===== INFORMATION SHOWN =====
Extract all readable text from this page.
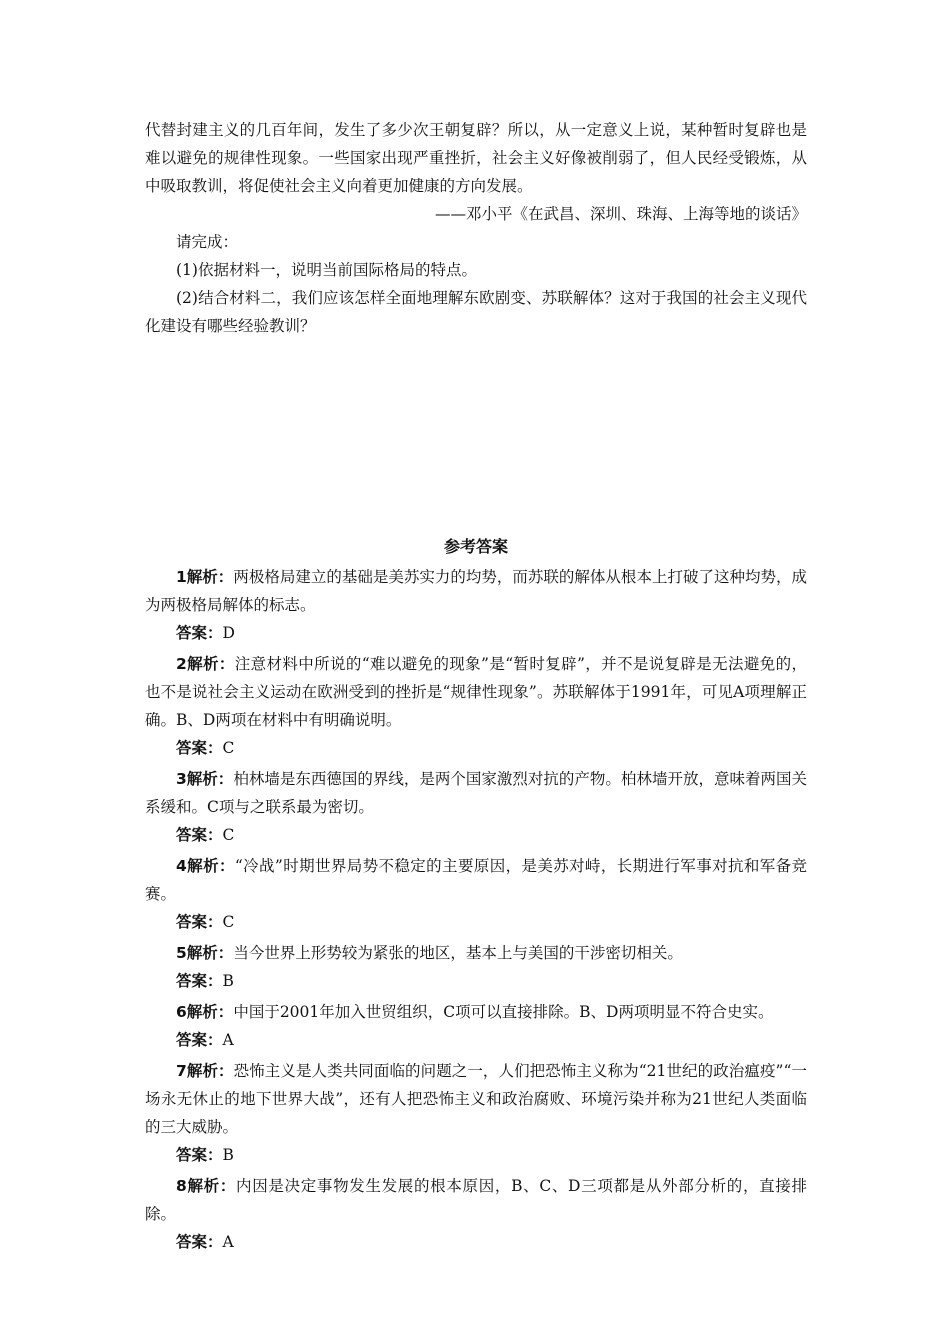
代替封建主义的几百年间，发生了多少次王朝复辟？所以，从一定意义上说，某种暂时复辟也是难以避免的规律性现象。一些国家出现严重挫折，社会主义好像被削弱了，但人民经受锻炼，从中吸取教训，将促使社会主义向着更加健康的方向发展。

——邓小平《在武昌、深圳、珠海、上海等地的谈话》

请完成：

(1)依据材料一，说明当前国际格局的特点。

(2)结合材料二，我们应该怎样全面地理解东欧剧变、苏联解体？这对于我国的社会主义现代化建设有哪些经验教训？

参考答案

1解析：两极格局建立的基础是美苏实力的均势，而苏联的解体从根本上打破了这种均势，成为两极格局解体的标志。

答案：D

2解析：注意材料中所说的“难以避免的现象”是“暂时复辟”，并不是说复辟是无法避免的，也不是说社会主义运动在欧洲受到的挫折是“规律性现象”。苏联解体于1991年，可见A项理解正确。B、D两项在材料中有明确说明。

答案：C

3解析：柏林墙是东西德国的界线，是两个国家激烈对抗的产物。柏林墙开放，意味着两国关系缓和。C项与之联系最为密切。

答案：C

4解析：“冷战”时期世界局势不稳定的主要原因，是美苏对峙，长期进行军事对抗和军备竞赛。

答案：C

5解析：当今世界上形势较为紧张的地区，基本上与美国的干涉密切相关。

答案：B

6解析：中国于2001年加入世贸组织，C项可以直接排除。B、D两项明显不符合史实。

答案：A

7解析：恐怖主义是人类共同面临的问题之一，人们把恐怖主义称为“21世纪的政治瘟疫”“一场永无休止的地下世界大战”，还有人把恐怖主义和政治腐败、环境污染并称为21世纪人类面临的三大威胁。

答案：B

8解析：内因是决定事物发生发展的根本原因，B、C、D三项都是从外部分析的，直接排除。

答案：A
=====
Each record above is to be restated exactly, with its pictures removed from the copy.

Extract all readable text from this page.
代替封建主义的几百年间，发生了多少次王朝复辟？所以，从一定意义上说，某种暂时复辟也是难以避免的规律性现象。一些国家出现严重挫折，社会主义好像被削弱了，但人民经受锻炼，从中吸取教训，将促使社会主义向着更加健康的方向发展。

——邓小平《在武昌、深圳、珠海、上海等地的谈话》

请完成：

(1)依据材料一，说明当前国际格局的特点。

(2)结合材料二，我们应该怎样全面地理解东欧剧变、苏联解体？这对于我国的社会主义现代化建设有哪些经验教训？

参考答案

1解析：两极格局建立的基础是美苏实力的均势，而苏联的解体从根本上打破了这种均势，成为两极格局解体的标志。

答案：D

2解析：注意材料中所说的“难以避免的现象”是“暂时复辟”，并不是说复辟是无法避免的，也不是说社会主义运动在欧洲受到的挫折是“规律性现象”。苏联解体于1991年，可见A项理解正确。B、D两项在材料中有明确说明。

答案：C

3解析：柏林墙是东西德国的界线，是两个国家激烈对抗的产物。柏林墙开放，意味着两国关系缓和。C项与之联系最为密切。

答案：C

4解析：“冷战”时期世界局势不稳定的主要原因，是美苏对峙，长期进行军事对抗和军备竞赛。

答案：C

5解析：当今世界上形势较为紧张的地区，基本上与美国的干涉密切相关。

答案：B

6解析：中国于2001年加入世贸组织，C项可以直接排除。B、D两项明显不符合史实。

答案：A

7解析：恐怖主义是人类共同面临的问题之一，人们把恐怖主义称为“21世纪的政治瘟疫”“一场永无休止的地下世界大战”，还有人把恐怖主义和政治腐败、环境污染并称为21世纪人类面临的三大威胁。

答案：B

8解析：内因是决定事物发生发展的根本原因，B、C、D三项都是从外部分析的，直接排除。

答案：A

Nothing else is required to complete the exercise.